Your instructions: Below are records; work out how many of their lines hold the string "ओएमआर" and give that number alone.

(Recorded data)
▬▬▬▬▬▬▬▬▬▬
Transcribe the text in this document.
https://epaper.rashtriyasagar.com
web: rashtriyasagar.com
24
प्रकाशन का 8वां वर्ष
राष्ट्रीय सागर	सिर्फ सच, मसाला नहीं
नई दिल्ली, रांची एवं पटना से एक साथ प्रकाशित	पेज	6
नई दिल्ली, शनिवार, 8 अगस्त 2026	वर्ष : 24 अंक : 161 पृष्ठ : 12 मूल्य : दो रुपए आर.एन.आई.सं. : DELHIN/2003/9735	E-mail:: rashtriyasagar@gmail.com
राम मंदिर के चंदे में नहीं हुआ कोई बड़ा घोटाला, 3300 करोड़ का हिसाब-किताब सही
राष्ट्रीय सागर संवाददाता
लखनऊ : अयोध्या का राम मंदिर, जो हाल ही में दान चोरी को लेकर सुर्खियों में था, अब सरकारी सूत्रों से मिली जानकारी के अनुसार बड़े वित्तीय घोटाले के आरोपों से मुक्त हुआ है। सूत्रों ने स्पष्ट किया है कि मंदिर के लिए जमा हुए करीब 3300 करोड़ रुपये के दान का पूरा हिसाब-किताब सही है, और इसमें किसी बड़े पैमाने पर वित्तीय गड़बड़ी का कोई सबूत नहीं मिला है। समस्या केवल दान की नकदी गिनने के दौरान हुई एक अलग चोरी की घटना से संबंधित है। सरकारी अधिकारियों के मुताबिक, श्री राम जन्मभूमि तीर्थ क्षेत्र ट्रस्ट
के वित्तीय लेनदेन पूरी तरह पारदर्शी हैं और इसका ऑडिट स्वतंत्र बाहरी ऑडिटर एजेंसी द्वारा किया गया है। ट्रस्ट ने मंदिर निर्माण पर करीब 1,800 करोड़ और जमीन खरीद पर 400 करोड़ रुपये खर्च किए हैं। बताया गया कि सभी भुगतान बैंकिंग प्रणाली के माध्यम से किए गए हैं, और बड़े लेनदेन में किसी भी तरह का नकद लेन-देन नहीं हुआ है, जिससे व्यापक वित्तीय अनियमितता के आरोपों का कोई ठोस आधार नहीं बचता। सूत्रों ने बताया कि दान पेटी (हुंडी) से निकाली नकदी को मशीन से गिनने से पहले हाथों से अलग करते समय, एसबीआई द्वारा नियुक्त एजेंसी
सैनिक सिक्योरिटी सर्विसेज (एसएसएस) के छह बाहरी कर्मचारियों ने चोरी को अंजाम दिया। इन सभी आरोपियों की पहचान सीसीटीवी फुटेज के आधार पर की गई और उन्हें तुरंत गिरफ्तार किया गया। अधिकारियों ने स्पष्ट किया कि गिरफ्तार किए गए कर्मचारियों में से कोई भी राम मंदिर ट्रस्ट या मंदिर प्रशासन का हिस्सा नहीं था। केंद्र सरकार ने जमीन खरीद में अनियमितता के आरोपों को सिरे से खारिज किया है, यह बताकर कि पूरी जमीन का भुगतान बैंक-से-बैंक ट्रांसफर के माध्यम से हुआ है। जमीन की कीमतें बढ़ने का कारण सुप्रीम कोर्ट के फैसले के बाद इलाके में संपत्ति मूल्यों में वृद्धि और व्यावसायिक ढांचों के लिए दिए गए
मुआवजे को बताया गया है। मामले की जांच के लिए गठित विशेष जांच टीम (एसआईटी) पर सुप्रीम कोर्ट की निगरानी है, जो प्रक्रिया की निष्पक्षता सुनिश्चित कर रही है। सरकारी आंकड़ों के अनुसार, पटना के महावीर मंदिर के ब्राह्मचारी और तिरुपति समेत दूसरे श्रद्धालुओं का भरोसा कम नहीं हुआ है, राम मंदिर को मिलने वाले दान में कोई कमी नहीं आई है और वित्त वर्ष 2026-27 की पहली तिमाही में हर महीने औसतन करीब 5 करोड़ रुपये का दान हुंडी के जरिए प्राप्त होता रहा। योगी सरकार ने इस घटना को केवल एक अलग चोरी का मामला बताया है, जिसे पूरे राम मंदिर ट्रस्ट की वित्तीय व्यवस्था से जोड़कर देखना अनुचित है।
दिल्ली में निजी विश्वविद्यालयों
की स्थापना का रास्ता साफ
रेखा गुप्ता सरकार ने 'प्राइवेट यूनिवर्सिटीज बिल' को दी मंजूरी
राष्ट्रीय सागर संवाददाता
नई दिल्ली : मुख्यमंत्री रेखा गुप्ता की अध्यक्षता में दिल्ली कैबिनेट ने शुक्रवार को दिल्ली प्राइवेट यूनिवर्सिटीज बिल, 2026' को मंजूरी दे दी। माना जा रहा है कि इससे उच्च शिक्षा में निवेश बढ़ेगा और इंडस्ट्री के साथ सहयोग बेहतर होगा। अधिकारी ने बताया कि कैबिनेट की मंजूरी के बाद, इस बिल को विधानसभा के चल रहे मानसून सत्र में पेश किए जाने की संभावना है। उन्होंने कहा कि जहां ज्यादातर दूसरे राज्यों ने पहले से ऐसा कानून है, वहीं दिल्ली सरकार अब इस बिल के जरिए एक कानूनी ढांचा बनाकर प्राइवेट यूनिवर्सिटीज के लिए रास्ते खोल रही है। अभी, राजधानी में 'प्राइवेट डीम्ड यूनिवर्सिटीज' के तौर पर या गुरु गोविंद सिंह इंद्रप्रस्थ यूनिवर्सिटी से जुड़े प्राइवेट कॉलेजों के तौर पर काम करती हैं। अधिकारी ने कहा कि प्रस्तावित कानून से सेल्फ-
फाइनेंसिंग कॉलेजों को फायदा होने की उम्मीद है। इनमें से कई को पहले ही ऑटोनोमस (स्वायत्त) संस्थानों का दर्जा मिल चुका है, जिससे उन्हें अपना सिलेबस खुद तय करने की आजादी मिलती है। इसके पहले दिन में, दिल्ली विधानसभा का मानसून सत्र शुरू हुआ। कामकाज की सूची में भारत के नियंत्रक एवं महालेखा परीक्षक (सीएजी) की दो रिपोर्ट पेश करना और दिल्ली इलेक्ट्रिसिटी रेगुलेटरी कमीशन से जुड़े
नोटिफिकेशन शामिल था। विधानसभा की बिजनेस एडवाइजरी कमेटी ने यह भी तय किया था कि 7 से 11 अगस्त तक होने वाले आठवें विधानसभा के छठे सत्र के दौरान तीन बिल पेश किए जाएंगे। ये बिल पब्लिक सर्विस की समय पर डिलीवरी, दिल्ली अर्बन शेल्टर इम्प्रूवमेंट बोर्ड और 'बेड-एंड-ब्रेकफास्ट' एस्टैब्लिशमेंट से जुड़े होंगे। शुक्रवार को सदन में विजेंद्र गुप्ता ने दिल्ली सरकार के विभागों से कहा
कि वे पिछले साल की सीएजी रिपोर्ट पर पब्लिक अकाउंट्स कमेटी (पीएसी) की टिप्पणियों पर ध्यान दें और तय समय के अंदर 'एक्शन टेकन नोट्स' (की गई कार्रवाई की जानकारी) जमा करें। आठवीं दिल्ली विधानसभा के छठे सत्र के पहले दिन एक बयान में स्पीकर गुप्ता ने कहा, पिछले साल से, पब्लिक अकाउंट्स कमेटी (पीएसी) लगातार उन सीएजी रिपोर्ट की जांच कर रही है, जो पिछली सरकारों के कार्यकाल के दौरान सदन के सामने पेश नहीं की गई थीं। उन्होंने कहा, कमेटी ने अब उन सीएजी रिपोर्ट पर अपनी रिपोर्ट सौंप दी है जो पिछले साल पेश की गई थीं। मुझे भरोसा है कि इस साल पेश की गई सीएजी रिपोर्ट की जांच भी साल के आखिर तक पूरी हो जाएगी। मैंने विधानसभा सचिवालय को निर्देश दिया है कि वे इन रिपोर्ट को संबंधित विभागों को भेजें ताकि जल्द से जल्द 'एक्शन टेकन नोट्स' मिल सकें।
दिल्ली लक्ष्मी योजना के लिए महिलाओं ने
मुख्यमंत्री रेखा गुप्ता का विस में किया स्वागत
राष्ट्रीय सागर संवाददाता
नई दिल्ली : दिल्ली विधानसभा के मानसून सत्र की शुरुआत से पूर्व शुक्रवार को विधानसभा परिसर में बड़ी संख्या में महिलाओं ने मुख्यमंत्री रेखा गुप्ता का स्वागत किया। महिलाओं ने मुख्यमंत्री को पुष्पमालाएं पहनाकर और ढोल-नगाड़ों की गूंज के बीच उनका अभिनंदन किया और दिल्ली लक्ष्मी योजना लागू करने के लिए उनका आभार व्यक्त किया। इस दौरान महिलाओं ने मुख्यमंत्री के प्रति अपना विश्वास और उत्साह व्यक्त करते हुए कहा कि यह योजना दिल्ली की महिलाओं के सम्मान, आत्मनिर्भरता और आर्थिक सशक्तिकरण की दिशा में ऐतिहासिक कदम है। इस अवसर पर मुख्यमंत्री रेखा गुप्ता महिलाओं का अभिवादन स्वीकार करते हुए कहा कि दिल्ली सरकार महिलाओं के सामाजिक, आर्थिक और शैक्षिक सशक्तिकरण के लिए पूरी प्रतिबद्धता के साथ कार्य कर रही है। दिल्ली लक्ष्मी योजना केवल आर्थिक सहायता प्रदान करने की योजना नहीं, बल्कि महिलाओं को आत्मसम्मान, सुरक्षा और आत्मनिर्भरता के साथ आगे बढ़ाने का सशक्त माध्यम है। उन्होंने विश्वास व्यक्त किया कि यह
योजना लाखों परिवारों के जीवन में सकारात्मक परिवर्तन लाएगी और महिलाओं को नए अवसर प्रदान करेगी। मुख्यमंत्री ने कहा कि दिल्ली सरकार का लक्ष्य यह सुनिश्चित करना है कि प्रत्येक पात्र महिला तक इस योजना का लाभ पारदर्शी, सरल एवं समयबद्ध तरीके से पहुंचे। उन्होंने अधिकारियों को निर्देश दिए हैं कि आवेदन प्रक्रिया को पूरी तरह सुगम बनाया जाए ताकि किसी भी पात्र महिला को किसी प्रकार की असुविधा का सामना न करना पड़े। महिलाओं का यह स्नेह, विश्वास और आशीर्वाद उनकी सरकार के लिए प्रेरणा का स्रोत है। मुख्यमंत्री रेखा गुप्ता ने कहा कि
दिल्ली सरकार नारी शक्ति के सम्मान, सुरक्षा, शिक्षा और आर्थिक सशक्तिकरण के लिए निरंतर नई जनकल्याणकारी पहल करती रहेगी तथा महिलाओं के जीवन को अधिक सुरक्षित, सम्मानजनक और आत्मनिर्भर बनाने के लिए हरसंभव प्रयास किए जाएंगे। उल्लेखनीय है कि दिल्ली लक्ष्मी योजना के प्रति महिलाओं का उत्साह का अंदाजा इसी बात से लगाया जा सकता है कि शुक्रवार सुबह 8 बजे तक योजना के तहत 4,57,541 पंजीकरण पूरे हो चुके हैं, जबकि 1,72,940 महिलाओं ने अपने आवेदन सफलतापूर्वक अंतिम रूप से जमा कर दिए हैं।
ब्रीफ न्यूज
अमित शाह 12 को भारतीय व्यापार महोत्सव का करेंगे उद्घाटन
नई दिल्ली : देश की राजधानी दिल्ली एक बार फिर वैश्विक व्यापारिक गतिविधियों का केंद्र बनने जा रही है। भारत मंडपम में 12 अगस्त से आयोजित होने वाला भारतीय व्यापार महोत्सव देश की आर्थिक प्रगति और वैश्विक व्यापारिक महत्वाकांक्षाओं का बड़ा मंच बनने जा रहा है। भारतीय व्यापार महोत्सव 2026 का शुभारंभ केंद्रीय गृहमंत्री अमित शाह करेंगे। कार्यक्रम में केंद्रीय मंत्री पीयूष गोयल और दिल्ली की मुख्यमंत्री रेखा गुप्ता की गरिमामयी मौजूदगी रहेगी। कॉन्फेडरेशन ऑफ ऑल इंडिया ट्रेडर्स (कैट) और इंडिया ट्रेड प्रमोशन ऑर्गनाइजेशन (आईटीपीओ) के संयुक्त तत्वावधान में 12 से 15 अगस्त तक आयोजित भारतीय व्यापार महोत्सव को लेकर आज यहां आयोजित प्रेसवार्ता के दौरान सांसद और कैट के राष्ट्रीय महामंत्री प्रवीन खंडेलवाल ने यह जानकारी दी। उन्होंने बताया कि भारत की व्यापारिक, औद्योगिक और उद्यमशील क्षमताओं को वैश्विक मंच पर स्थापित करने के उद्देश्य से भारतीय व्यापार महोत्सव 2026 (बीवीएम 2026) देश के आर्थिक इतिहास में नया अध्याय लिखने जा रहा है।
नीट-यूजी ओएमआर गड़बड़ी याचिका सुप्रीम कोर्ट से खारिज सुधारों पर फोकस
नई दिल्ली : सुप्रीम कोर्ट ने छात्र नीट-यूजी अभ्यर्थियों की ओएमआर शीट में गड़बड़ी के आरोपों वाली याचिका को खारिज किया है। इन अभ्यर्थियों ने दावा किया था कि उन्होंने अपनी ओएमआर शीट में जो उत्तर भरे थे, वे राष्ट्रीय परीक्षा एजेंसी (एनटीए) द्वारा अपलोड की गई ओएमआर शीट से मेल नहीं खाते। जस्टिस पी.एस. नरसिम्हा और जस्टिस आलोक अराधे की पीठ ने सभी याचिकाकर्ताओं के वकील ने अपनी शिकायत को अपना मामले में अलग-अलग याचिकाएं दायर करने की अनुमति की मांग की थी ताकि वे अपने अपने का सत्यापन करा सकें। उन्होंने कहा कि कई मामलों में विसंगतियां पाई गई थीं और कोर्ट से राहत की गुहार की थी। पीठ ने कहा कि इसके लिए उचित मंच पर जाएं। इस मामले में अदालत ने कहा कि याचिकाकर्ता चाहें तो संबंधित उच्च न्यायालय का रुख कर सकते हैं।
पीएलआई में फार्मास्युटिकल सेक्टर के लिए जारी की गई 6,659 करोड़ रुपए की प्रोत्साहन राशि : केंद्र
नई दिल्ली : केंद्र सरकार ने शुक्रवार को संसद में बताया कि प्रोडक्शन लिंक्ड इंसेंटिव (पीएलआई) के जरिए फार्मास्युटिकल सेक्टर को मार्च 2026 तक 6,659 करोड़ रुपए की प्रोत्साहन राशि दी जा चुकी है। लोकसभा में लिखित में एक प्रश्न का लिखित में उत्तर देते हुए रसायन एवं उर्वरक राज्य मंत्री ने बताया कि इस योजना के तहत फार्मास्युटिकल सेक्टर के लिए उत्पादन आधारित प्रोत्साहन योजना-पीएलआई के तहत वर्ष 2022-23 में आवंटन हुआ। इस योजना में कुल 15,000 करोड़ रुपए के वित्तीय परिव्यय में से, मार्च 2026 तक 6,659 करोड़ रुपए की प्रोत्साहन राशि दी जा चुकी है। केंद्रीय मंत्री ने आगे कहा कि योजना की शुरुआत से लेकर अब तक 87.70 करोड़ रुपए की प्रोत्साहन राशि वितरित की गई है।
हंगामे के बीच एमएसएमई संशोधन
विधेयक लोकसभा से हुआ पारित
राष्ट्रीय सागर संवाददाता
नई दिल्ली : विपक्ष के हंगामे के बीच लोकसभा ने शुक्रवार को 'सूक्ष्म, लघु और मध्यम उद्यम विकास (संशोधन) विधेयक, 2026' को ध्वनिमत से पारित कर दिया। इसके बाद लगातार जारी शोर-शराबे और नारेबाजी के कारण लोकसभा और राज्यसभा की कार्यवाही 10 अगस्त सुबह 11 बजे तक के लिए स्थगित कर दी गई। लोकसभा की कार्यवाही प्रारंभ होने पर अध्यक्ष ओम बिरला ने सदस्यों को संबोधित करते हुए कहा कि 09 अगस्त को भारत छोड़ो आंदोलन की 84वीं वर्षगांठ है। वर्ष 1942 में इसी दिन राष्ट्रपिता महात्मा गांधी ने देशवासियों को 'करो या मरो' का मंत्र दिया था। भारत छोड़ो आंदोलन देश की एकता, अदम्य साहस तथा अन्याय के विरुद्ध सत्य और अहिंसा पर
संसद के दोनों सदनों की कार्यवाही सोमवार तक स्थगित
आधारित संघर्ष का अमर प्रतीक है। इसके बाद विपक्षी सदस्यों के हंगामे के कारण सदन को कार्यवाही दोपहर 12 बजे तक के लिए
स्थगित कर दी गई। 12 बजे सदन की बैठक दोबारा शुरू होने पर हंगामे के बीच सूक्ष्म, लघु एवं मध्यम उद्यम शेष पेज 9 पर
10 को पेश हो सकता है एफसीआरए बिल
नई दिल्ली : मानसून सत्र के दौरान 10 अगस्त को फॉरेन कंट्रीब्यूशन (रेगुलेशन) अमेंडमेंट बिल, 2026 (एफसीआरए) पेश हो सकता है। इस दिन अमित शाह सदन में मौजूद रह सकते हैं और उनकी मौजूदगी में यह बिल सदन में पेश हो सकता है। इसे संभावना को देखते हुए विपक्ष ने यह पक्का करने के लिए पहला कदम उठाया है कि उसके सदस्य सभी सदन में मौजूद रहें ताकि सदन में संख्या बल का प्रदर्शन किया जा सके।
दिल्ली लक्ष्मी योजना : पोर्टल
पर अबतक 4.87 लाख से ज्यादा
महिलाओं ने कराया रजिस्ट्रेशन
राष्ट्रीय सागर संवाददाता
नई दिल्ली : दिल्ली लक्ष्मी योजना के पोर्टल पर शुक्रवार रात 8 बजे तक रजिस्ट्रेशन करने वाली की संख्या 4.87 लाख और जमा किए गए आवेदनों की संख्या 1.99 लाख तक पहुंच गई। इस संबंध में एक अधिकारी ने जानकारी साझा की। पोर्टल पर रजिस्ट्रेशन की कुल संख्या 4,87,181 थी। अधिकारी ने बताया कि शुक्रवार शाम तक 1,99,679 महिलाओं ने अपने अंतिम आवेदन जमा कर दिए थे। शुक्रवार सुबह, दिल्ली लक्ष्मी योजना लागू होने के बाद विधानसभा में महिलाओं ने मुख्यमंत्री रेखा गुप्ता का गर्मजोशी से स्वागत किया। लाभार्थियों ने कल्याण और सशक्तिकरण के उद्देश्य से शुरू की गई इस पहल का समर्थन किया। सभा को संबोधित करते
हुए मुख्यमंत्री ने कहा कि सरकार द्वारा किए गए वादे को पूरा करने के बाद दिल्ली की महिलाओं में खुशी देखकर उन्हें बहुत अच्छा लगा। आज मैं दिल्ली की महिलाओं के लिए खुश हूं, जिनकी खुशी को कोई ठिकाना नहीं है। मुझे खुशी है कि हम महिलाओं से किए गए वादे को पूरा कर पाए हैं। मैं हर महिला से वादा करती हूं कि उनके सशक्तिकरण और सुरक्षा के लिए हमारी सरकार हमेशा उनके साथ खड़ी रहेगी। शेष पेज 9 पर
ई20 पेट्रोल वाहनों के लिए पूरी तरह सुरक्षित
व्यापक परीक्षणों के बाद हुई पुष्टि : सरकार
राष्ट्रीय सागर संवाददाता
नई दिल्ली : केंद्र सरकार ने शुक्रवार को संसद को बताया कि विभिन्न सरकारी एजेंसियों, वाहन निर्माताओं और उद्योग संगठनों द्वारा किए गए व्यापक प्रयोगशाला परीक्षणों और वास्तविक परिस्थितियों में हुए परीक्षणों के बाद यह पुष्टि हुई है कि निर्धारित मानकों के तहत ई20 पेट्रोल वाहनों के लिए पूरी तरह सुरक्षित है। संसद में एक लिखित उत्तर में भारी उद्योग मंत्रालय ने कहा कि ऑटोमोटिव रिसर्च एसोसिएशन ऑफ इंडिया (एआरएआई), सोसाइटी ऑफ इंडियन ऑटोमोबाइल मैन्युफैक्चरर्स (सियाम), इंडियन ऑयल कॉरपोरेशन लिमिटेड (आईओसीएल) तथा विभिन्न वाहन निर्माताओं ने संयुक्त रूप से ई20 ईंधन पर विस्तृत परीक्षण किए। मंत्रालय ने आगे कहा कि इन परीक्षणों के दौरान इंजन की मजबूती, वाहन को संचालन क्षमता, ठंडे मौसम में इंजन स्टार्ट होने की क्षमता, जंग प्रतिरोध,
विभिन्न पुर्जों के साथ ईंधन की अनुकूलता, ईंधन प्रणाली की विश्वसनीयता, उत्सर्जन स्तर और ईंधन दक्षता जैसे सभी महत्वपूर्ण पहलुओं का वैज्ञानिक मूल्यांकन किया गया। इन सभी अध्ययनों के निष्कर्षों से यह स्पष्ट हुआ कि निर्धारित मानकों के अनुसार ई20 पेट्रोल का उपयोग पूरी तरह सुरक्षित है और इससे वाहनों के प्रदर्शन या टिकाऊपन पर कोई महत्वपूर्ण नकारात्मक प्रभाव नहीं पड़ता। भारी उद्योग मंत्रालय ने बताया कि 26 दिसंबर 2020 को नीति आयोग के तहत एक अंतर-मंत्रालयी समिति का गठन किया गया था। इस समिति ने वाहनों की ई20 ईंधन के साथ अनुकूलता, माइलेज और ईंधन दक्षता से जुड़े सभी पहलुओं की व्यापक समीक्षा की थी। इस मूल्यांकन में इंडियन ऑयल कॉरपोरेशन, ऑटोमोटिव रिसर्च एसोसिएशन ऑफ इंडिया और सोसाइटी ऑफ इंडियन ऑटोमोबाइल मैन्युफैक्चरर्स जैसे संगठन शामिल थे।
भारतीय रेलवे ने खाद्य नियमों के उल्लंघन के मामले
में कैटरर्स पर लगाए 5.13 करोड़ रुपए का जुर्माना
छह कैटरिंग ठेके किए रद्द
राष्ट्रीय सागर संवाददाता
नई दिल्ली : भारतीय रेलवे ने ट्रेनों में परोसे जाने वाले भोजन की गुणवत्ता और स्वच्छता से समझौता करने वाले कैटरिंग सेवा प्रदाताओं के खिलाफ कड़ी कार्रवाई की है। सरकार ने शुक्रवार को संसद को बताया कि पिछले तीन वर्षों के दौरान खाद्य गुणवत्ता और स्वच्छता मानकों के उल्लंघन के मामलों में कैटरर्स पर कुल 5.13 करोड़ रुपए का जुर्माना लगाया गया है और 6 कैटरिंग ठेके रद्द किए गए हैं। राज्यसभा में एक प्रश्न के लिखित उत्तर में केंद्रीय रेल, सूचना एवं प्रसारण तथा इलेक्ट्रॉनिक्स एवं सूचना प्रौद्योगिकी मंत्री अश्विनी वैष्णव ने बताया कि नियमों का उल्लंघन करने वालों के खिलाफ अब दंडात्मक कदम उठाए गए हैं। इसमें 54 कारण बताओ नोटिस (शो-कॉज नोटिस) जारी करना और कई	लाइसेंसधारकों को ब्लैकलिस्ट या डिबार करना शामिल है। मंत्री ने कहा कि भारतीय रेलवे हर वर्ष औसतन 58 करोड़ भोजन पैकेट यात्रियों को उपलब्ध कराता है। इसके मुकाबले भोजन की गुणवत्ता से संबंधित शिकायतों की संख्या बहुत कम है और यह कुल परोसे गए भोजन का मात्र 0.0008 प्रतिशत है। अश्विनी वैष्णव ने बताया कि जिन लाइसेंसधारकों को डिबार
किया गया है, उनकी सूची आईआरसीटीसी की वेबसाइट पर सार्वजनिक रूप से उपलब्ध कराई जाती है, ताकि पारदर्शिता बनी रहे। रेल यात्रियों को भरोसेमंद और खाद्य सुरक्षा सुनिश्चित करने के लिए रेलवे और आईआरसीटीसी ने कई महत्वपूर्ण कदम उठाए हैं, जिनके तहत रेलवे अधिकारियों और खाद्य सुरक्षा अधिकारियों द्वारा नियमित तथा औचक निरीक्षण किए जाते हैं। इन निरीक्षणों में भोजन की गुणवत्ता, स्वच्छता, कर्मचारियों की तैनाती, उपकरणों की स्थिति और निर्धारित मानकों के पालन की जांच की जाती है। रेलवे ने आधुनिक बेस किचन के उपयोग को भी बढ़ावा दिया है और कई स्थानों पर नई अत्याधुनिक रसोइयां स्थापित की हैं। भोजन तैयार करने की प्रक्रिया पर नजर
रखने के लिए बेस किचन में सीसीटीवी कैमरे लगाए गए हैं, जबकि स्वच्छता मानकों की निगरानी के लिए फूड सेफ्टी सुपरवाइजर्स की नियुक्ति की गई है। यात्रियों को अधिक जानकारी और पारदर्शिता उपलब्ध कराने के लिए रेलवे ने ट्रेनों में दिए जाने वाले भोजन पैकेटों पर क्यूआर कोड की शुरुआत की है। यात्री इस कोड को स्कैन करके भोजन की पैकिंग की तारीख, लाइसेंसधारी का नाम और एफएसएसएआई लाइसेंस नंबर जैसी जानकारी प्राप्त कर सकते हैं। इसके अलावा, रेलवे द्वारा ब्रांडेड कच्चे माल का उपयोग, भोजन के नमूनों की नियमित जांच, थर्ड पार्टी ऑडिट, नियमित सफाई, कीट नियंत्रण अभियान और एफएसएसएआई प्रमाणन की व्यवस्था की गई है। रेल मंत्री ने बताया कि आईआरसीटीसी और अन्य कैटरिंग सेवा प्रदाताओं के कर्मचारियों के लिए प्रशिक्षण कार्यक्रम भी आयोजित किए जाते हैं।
▬▬▬▬▬▬▬▬▬▬
Result: 2